#### REQUIREMENT:
Filter out everything except lines holding "chứa".

#### EXERCISE INPUTS:

....

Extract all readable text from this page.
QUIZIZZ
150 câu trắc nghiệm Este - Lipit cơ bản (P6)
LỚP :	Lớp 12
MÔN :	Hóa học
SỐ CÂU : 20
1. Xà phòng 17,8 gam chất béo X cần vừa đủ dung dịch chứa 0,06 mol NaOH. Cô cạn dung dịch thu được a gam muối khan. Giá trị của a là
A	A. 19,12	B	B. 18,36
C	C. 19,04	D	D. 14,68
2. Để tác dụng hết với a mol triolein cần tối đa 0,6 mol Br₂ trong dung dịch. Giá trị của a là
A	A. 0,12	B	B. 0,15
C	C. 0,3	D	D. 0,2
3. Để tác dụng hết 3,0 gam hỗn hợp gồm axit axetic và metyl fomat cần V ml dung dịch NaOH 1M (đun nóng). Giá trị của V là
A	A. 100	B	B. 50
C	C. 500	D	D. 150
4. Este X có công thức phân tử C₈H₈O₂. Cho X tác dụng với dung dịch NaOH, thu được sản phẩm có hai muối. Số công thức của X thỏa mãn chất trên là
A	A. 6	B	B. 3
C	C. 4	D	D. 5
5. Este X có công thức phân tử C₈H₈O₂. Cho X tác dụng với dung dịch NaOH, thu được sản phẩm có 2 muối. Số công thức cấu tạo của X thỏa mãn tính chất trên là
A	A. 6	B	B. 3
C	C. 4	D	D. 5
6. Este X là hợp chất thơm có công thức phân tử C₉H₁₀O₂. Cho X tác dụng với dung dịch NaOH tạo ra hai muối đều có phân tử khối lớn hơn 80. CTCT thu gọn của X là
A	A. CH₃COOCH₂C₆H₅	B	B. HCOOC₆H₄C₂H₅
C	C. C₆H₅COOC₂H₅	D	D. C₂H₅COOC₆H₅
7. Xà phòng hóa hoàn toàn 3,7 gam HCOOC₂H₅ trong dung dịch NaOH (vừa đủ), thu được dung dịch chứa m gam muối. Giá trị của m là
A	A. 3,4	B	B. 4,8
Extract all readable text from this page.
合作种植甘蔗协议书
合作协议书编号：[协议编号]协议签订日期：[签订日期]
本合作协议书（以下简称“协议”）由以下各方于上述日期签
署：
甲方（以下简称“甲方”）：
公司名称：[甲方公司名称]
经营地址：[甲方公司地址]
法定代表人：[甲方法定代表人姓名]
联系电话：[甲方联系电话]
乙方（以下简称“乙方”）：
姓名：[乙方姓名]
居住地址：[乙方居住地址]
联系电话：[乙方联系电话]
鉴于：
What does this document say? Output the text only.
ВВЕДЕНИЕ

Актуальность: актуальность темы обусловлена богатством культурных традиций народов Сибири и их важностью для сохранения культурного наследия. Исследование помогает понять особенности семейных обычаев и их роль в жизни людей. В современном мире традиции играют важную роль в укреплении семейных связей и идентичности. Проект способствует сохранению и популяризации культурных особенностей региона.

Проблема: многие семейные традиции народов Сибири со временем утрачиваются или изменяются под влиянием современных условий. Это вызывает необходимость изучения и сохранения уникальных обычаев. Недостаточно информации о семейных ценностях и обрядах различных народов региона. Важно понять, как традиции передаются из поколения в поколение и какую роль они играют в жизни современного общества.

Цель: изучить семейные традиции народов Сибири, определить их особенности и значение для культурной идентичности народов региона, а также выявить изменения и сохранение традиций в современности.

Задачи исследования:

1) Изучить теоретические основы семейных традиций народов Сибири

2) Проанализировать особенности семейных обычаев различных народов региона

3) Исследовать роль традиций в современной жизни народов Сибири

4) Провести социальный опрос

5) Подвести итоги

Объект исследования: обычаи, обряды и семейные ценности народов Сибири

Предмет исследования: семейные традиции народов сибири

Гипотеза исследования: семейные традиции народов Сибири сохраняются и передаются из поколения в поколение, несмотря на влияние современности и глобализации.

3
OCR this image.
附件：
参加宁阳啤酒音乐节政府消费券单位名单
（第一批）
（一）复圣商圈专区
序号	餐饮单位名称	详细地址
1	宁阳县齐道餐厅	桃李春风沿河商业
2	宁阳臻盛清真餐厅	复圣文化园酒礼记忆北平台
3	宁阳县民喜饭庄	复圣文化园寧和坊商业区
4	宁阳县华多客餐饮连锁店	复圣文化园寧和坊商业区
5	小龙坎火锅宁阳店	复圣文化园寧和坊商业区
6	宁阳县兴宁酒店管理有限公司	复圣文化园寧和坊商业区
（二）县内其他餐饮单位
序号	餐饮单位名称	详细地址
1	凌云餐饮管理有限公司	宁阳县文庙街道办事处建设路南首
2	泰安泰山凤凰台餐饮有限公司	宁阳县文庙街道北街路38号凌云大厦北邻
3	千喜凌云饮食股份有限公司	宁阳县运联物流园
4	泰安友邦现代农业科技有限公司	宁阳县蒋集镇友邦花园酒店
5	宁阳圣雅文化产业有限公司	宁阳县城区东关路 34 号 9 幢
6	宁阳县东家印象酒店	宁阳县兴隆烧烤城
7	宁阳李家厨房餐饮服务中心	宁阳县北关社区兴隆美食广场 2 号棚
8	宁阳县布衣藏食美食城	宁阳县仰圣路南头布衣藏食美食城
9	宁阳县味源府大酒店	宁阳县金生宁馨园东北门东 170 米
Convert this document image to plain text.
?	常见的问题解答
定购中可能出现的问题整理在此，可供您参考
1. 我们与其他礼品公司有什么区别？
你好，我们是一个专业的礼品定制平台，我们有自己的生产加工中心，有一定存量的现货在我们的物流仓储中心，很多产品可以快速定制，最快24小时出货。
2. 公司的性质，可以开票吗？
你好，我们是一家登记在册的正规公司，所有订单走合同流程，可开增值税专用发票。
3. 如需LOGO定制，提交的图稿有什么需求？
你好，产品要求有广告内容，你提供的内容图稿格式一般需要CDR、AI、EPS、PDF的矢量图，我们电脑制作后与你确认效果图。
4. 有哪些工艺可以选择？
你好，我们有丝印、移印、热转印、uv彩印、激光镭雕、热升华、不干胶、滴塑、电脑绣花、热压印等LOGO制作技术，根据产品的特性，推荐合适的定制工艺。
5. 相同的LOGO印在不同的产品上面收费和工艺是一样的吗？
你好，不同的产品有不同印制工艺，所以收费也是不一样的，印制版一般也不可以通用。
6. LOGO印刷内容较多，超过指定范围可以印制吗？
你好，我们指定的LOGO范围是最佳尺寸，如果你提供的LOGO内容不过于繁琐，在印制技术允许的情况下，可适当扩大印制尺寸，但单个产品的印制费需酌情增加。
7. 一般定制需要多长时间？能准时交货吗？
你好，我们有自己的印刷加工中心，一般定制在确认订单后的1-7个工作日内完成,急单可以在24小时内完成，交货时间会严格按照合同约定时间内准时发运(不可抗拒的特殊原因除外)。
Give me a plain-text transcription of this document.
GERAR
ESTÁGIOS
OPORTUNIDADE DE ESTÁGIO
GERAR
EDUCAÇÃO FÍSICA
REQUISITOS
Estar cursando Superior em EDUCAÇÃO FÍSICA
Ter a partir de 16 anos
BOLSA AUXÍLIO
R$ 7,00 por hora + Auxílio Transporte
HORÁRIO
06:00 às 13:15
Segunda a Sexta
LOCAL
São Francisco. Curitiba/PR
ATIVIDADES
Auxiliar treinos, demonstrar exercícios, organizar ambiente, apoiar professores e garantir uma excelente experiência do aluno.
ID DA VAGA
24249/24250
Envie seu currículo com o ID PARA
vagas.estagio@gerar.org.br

....

#### IN RESPONSE:
1. Xà phòng 17,8 gam chất béo X cần vừa đủ dung dịch chứa 0,06 mol NaOH. Cô cạn dung dịch thu được a gam muối khan. Giá trị của a là
7. Xà phòng hóa hoàn toàn 3,7 gam HCOOC₂H₅ trong dung dịch NaOH (vừa đủ), thu được dung dịch chứa m gam muối. Giá trị của m là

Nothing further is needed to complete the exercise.